Items listed in a dataset:
━━━━━━━━━━
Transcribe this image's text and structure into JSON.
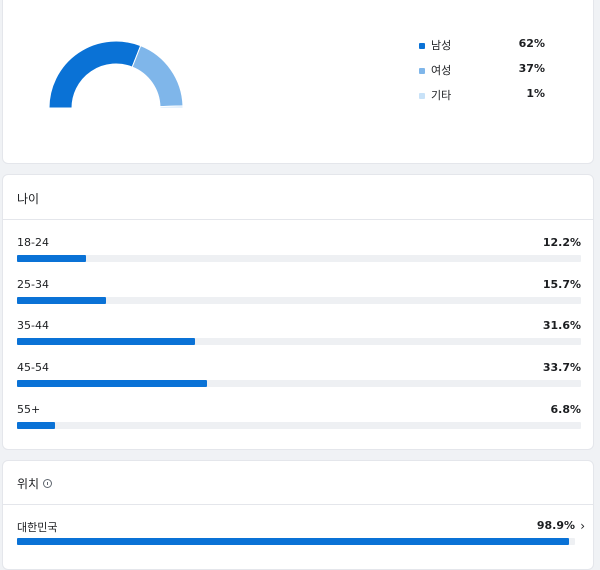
{
  "gender": {
    "colors": {
      "male": "#0a72d6",
      "female": "#7fb6ea",
      "other": "#c8e2f8"
    },
    "items": [
      {
        "label": "남성",
        "value": "62%",
        "fraction": 0.62
      },
      {
        "label": "여성",
        "value": "37%",
        "fraction": 0.37
      },
      {
        "label": "기타",
        "value": "1%",
        "fraction": 0.01
      }
    ]
  },
  "age": {
    "title": "나이",
    "rows": [
      {
        "label": "18-24",
        "value": "12.2%",
        "percent": 12.2
      },
      {
        "label": "25-34",
        "value": "15.7%",
        "percent": 15.7
      },
      {
        "label": "35-44",
        "value": "31.6%",
        "percent": 31.6
      },
      {
        "label": "45-54",
        "value": "33.7%",
        "percent": 33.7
      },
      {
        "label": "55+",
        "value": "6.8%",
        "percent": 6.8
      }
    ]
  },
  "location": {
    "title": "위치",
    "rows": [
      {
        "label": "대한민국",
        "value": "98.9%",
        "percent": 98.9
      }
    ]
  },
  "icons": {
    "info": "info-icon",
    "chevron": "chevron-right-icon"
  }
}
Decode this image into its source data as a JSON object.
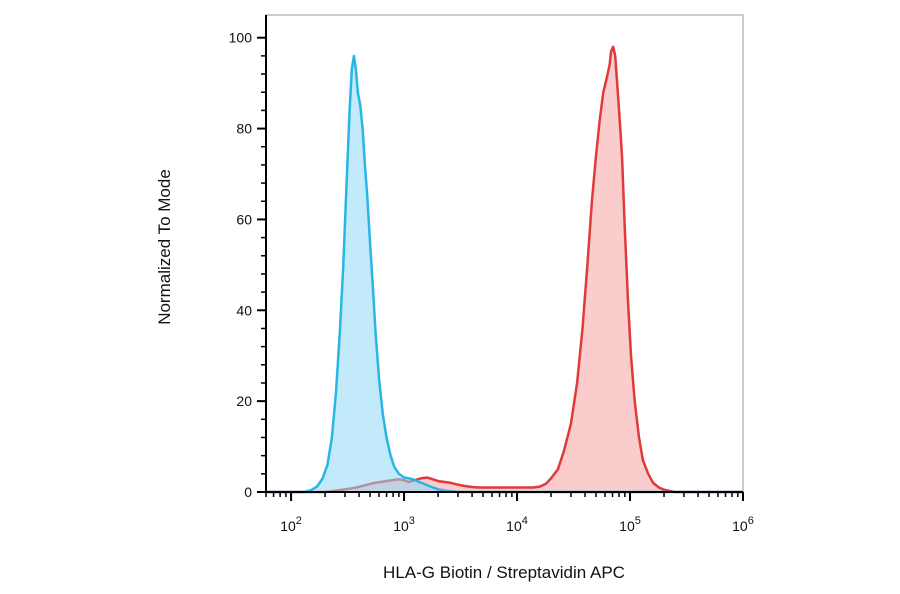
{
  "chart_data": {
    "type": "area",
    "xlabel": "HLA-G Biotin / Streptavidin APC",
    "ylabel": "Normalized To Mode",
    "x_scale": "log",
    "xlim": [
      60,
      1000000
    ],
    "ylim": [
      0,
      105
    ],
    "x_ticks": [
      {
        "value": 100,
        "base": "10",
        "exp": "2"
      },
      {
        "value": 1000,
        "base": "10",
        "exp": "3"
      },
      {
        "value": 10000,
        "base": "10",
        "exp": "4"
      },
      {
        "value": 100000,
        "base": "10",
        "exp": "5"
      },
      {
        "value": 1000000,
        "base": "10",
        "exp": "6"
      }
    ],
    "y_ticks": [
      {
        "value": 0,
        "label": "0"
      },
      {
        "value": 20,
        "label": "20"
      },
      {
        "value": 40,
        "label": "40"
      },
      {
        "value": 60,
        "label": "60"
      },
      {
        "value": 80,
        "label": "80"
      },
      {
        "value": 100,
        "label": "100"
      }
    ],
    "series": [
      {
        "color": "#e03a3a",
        "fill": "#f6a3a3",
        "points": [
          [
            60,
            0
          ],
          [
            130,
            0
          ],
          [
            200,
            0
          ],
          [
            250,
            0.3
          ],
          [
            300,
            0.6
          ],
          [
            380,
            1.0
          ],
          [
            450,
            1.5
          ],
          [
            550,
            2.0
          ],
          [
            650,
            2.3
          ],
          [
            780,
            2.6
          ],
          [
            900,
            2.8
          ],
          [
            1000,
            2.6
          ],
          [
            1100,
            2.2
          ],
          [
            1250,
            2.6
          ],
          [
            1400,
            3.0
          ],
          [
            1600,
            3.2
          ],
          [
            1800,
            2.8
          ],
          [
            2000,
            2.4
          ],
          [
            2300,
            2.2
          ],
          [
            2600,
            2.0
          ],
          [
            3000,
            1.6
          ],
          [
            3500,
            1.3
          ],
          [
            4000,
            1.1
          ],
          [
            4500,
            1.0
          ],
          [
            5000,
            1.0
          ],
          [
            6000,
            1.0
          ],
          [
            7000,
            1.0
          ],
          [
            8000,
            1.0
          ],
          [
            10000,
            1.0
          ],
          [
            12000,
            1.0
          ],
          [
            14000,
            1.0
          ],
          [
            16000,
            1.2
          ],
          [
            18000,
            1.8
          ],
          [
            20000,
            3.0
          ],
          [
            23000,
            5.0
          ],
          [
            26000,
            9
          ],
          [
            30000,
            15
          ],
          [
            34000,
            24
          ],
          [
            38000,
            36
          ],
          [
            42000,
            50
          ],
          [
            46000,
            64
          ],
          [
            50000,
            74
          ],
          [
            54000,
            82
          ],
          [
            58000,
            88
          ],
          [
            62000,
            91
          ],
          [
            66000,
            94
          ],
          [
            68000,
            97
          ],
          [
            71000,
            98
          ],
          [
            74000,
            96
          ],
          [
            78000,
            88
          ],
          [
            82000,
            80
          ],
          [
            85000,
            74
          ],
          [
            90000,
            58
          ],
          [
            96000,
            42
          ],
          [
            102000,
            30
          ],
          [
            110000,
            20
          ],
          [
            120000,
            12
          ],
          [
            130000,
            7
          ],
          [
            145000,
            4
          ],
          [
            160000,
            2
          ],
          [
            180000,
            1
          ],
          [
            200000,
            0.5
          ],
          [
            250000,
            0
          ],
          [
            1000000,
            0
          ]
        ]
      },
      {
        "color": "#29b6e6",
        "fill": "#8fd8f5",
        "points": [
          [
            60,
            0
          ],
          [
            130,
            0
          ],
          [
            150,
            0.4
          ],
          [
            170,
            1.2
          ],
          [
            190,
            3
          ],
          [
            210,
            6
          ],
          [
            230,
            12
          ],
          [
            250,
            22
          ],
          [
            270,
            35
          ],
          [
            290,
            50
          ],
          [
            310,
            68
          ],
          [
            330,
            84
          ],
          [
            345,
            93
          ],
          [
            360,
            96
          ],
          [
            375,
            93
          ],
          [
            390,
            88
          ],
          [
            410,
            85
          ],
          [
            430,
            80
          ],
          [
            450,
            72
          ],
          [
            470,
            66
          ],
          [
            500,
            55
          ],
          [
            530,
            45
          ],
          [
            560,
            35
          ],
          [
            600,
            25
          ],
          [
            650,
            17
          ],
          [
            700,
            12
          ],
          [
            760,
            8
          ],
          [
            820,
            5.5
          ],
          [
            900,
            4
          ],
          [
            1000,
            3.2
          ],
          [
            1100,
            3.0
          ],
          [
            1200,
            2.8
          ],
          [
            1300,
            2.4
          ],
          [
            1500,
            1.8
          ],
          [
            1700,
            1.2
          ],
          [
            2000,
            0.6
          ],
          [
            2300,
            0.3
          ],
          [
            3000,
            0
          ],
          [
            1000000,
            0
          ]
        ]
      }
    ]
  }
}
━━━━━━━━━━
WHAT IS NEEDED: The data above should be repeated exactly, minus any pictures.

WRITTEN SOLUTION:
Transcribe this image's text and structure into JSON.
{
  "gender": {
    "colors": {
      "male": "#0a72d6",
      "female": "#7fb6ea",
      "other": "#c8e2f8"
    },
    "items": [
      {
        "label": "남성",
        "value": "62%",
        "fraction": 0.62
      },
      {
        "label": "여성",
        "value": "37%",
        "fraction": 0.37
      },
      {
        "label": "기타",
        "value": "1%",
        "fraction": 0.01
      }
    ]
  },
  "age": {
    "title": "나이",
    "rows": [
      {
        "label": "18-24",
        "value": "12.2%",
        "percent": 12.2
      },
      {
        "label": "25-34",
        "value": "15.7%",
        "percent": 15.7
      },
      {
        "label": "35-44",
        "value": "31.6%",
        "percent": 31.6
      },
      {
        "label": "45-54",
        "value": "33.7%",
        "percent": 33.7
      },
      {
        "label": "55+",
        "value": "6.8%",
        "percent": 6.8
      }
    ]
  },
  "location": {
    "title": "위치",
    "rows": [
      {
        "label": "대한민국",
        "value": "98.9%",
        "percent": 98.9
      }
    ]
  },
  "icons": {
    "info": "info-icon",
    "chevron": "chevron-right-icon"
  }
}
Decode this image into its source data as a JSON object.
{
  "chart_data": {
    "type": "area",
    "xlabel": "HLA-G Biotin / Streptavidin APC",
    "ylabel": "Normalized To Mode",
    "x_scale": "log",
    "xlim": [
      60,
      1000000
    ],
    "ylim": [
      0,
      105
    ],
    "x_ticks": [
      {
        "value": 100,
        "base": "10",
        "exp": "2"
      },
      {
        "value": 1000,
        "base": "10",
        "exp": "3"
      },
      {
        "value": 10000,
        "base": "10",
        "exp": "4"
      },
      {
        "value": 100000,
        "base": "10",
        "exp": "5"
      },
      {
        "value": 1000000,
        "base": "10",
        "exp": "6"
      }
    ],
    "y_ticks": [
      {
        "value": 0,
        "label": "0"
      },
      {
        "value": 20,
        "label": "20"
      },
      {
        "value": 40,
        "label": "40"
      },
      {
        "value": 60,
        "label": "60"
      },
      {
        "value": 80,
        "label": "80"
      },
      {
        "value": 100,
        "label": "100"
      }
    ],
    "series": [
      {
        "color": "#e03a3a",
        "fill": "#f6a3a3",
        "points": [
          [
            60,
            0
          ],
          [
            130,
            0
          ],
          [
            200,
            0
          ],
          [
            250,
            0.3
          ],
          [
            300,
            0.6
          ],
          [
            380,
            1.0
          ],
          [
            450,
            1.5
          ],
          [
            550,
            2.0
          ],
          [
            650,
            2.3
          ],
          [
            780,
            2.6
          ],
          [
            900,
            2.8
          ],
          [
            1000,
            2.6
          ],
          [
            1100,
            2.2
          ],
          [
            1250,
            2.6
          ],
          [
            1400,
            3.0
          ],
          [
            1600,
            3.2
          ],
          [
            1800,
            2.8
          ],
          [
            2000,
            2.4
          ],
          [
            2300,
            2.2
          ],
          [
            2600,
            2.0
          ],
          [
            3000,
            1.6
          ],
          [
            3500,
            1.3
          ],
          [
            4000,
            1.1
          ],
          [
            4500,
            1.0
          ],
          [
            5000,
            1.0
          ],
          [
            6000,
            1.0
          ],
          [
            7000,
            1.0
          ],
          [
            8000,
            1.0
          ],
          [
            10000,
            1.0
          ],
          [
            12000,
            1.0
          ],
          [
            14000,
            1.0
          ],
          [
            16000,
            1.2
          ],
          [
            18000,
            1.8
          ],
          [
            20000,
            3.0
          ],
          [
            23000,
            5.0
          ],
          [
            26000,
            9
          ],
          [
            30000,
            15
          ],
          [
            34000,
            24
          ],
          [
            38000,
            36
          ],
          [
            42000,
            50
          ],
          [
            46000,
            64
          ],
          [
            50000,
            74
          ],
          [
            54000,
            82
          ],
          [
            58000,
            88
          ],
          [
            62000,
            91
          ],
          [
            66000,
            94
          ],
          [
            68000,
            97
          ],
          [
            71000,
            98
          ],
          [
            74000,
            96
          ],
          [
            78000,
            88
          ],
          [
            82000,
            80
          ],
          [
            85000,
            74
          ],
          [
            90000,
            58
          ],
          [
            96000,
            42
          ],
          [
            102000,
            30
          ],
          [
            110000,
            20
          ],
          [
            120000,
            12
          ],
          [
            130000,
            7
          ],
          [
            145000,
            4
          ],
          [
            160000,
            2
          ],
          [
            180000,
            1
          ],
          [
            200000,
            0.5
          ],
          [
            250000,
            0
          ],
          [
            1000000,
            0
          ]
        ]
      },
      {
        "color": "#29b6e6",
        "fill": "#8fd8f5",
        "points": [
          [
            60,
            0
          ],
          [
            130,
            0
          ],
          [
            150,
            0.4
          ],
          [
            170,
            1.2
          ],
          [
            190,
            3
          ],
          [
            210,
            6
          ],
          [
            230,
            12
          ],
          [
            250,
            22
          ],
          [
            270,
            35
          ],
          [
            290,
            50
          ],
          [
            310,
            68
          ],
          [
            330,
            84
          ],
          [
            345,
            93
          ],
          [
            360,
            96
          ],
          [
            375,
            93
          ],
          [
            390,
            88
          ],
          [
            410,
            85
          ],
          [
            430,
            80
          ],
          [
            450,
            72
          ],
          [
            470,
            66
          ],
          [
            500,
            55
          ],
          [
            530,
            45
          ],
          [
            560,
            35
          ],
          [
            600,
            25
          ],
          [
            650,
            17
          ],
          [
            700,
            12
          ],
          [
            760,
            8
          ],
          [
            820,
            5.5
          ],
          [
            900,
            4
          ],
          [
            1000,
            3.2
          ],
          [
            1100,
            3.0
          ],
          [
            1200,
            2.8
          ],
          [
            1300,
            2.4
          ],
          [
            1500,
            1.8
          ],
          [
            1700,
            1.2
          ],
          [
            2000,
            0.6
          ],
          [
            2300,
            0.3
          ],
          [
            3000,
            0
          ],
          [
            1000000,
            0
          ]
        ]
      }
    ]
  }
}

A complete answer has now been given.